> REQUIRED TASK
Extract each line of the records below that contains the word "valid".

> Dataset items
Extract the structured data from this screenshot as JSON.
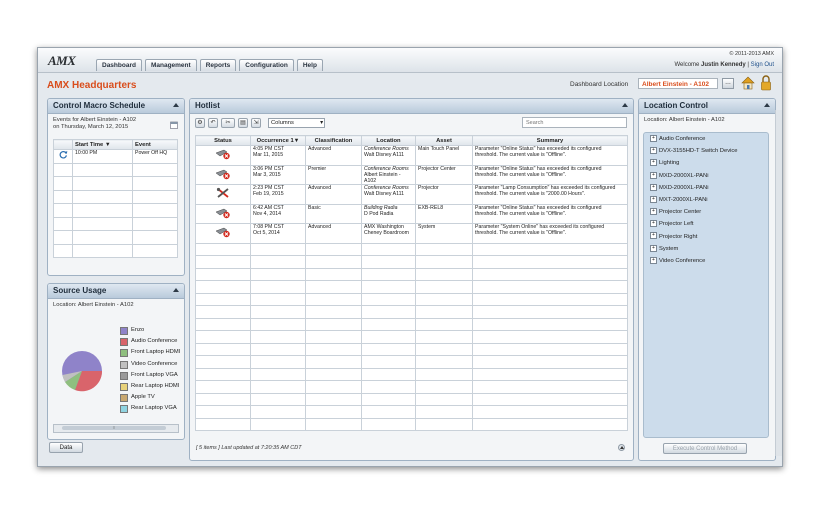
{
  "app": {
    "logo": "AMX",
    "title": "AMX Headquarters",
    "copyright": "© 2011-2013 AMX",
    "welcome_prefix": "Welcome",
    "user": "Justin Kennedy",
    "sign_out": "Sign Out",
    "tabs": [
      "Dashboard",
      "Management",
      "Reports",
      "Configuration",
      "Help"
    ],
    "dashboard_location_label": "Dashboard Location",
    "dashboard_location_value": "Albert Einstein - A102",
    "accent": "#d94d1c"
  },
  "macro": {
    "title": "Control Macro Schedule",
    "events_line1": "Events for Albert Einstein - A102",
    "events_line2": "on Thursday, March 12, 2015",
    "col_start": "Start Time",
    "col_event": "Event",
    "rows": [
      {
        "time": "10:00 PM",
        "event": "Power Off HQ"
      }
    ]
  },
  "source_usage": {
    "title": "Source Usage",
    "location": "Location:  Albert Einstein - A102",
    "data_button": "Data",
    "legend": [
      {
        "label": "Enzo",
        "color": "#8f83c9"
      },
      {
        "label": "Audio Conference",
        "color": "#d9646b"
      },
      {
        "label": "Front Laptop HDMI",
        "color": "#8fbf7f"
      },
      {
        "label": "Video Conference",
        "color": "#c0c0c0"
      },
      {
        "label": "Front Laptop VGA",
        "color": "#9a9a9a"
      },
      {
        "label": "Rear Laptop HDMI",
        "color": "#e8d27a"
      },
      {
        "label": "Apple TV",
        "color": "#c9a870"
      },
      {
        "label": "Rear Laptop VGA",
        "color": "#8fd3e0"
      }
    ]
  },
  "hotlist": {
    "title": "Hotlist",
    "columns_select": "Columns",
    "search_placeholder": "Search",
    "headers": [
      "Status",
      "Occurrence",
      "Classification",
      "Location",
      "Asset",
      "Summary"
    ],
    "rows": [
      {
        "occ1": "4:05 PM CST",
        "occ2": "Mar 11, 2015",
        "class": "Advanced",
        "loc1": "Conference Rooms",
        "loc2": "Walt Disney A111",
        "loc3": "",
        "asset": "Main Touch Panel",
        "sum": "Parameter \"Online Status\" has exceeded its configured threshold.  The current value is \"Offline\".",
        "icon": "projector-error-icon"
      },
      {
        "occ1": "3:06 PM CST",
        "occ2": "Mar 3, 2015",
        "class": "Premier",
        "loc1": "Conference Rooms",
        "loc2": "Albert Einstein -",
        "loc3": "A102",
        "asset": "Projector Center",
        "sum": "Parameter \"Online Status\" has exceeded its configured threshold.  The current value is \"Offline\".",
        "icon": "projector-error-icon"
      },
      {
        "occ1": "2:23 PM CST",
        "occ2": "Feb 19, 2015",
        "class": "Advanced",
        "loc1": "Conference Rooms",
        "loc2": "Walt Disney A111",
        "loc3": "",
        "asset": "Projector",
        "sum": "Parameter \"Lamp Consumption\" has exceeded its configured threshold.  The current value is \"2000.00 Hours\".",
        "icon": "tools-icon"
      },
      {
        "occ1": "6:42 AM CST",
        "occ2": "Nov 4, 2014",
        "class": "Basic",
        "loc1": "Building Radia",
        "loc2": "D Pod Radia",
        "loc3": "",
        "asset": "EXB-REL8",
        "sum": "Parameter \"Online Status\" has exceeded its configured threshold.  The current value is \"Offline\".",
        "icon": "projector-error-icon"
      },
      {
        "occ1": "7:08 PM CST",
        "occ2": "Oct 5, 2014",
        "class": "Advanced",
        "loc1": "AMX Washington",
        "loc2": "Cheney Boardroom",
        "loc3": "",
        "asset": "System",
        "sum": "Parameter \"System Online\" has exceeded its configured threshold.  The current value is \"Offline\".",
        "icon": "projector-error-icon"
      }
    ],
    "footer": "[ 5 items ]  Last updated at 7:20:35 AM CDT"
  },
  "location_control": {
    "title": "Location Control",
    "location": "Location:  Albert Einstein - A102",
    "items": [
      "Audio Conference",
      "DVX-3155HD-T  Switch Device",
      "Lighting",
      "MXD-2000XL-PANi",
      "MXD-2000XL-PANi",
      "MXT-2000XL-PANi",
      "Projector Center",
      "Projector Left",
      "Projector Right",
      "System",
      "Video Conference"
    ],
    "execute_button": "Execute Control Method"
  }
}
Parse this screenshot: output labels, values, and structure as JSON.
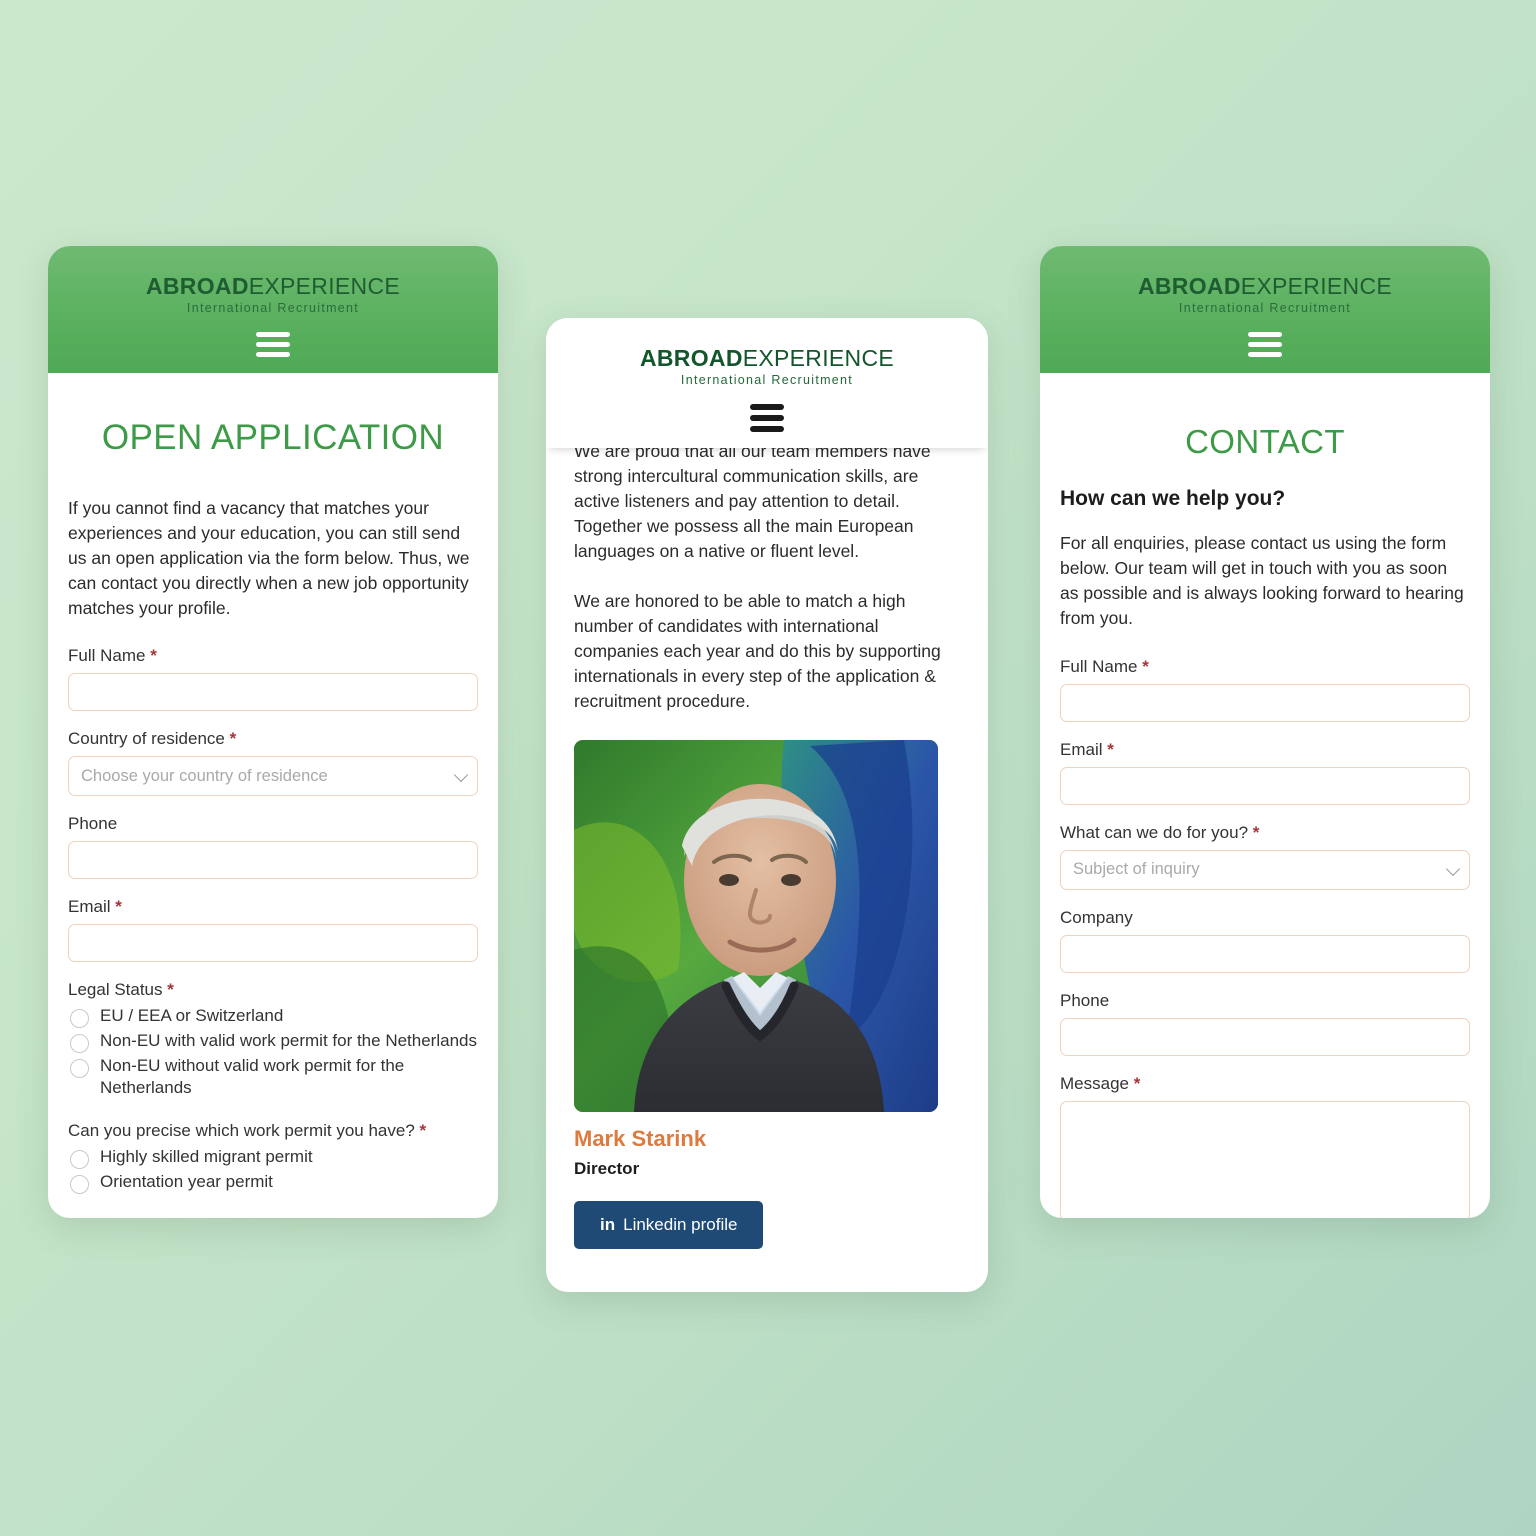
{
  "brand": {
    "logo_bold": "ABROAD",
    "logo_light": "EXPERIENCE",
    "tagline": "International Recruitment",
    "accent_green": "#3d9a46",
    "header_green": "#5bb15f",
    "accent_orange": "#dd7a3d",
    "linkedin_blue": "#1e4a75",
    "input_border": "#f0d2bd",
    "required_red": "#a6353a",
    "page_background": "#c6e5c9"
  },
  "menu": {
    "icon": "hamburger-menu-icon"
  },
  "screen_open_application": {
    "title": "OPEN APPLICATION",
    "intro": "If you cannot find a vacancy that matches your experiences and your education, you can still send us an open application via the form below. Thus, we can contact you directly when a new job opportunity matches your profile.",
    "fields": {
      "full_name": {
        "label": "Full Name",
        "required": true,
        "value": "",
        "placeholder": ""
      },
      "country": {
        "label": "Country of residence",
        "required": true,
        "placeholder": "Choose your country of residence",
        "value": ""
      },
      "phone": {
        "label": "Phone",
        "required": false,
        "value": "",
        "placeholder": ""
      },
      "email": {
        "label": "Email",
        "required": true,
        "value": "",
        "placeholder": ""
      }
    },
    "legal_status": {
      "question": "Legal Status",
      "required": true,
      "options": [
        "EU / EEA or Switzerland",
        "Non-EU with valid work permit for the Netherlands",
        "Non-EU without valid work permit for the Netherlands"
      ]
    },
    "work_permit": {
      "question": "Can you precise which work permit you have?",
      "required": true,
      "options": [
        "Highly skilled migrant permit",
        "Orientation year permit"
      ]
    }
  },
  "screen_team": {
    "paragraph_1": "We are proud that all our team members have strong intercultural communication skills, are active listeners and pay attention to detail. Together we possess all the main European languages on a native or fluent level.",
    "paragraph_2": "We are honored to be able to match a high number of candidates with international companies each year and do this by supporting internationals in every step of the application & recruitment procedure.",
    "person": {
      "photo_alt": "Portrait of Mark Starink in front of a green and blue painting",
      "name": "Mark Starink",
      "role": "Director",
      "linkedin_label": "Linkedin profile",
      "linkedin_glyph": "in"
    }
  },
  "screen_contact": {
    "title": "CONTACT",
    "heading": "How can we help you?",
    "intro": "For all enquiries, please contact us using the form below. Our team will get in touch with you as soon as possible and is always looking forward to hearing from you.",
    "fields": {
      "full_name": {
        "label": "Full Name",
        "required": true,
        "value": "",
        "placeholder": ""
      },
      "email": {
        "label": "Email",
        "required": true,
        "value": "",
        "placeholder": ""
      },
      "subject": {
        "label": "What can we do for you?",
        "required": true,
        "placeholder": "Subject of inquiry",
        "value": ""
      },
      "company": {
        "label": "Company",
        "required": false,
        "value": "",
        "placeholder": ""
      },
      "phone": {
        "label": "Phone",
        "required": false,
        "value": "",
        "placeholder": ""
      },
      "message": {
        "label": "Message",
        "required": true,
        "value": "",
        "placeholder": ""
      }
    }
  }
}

> RESULT BELOW
        "Non-EU with valid work permit for the Netherlands",
        "Non-EU without valid work permit for the Netherlands"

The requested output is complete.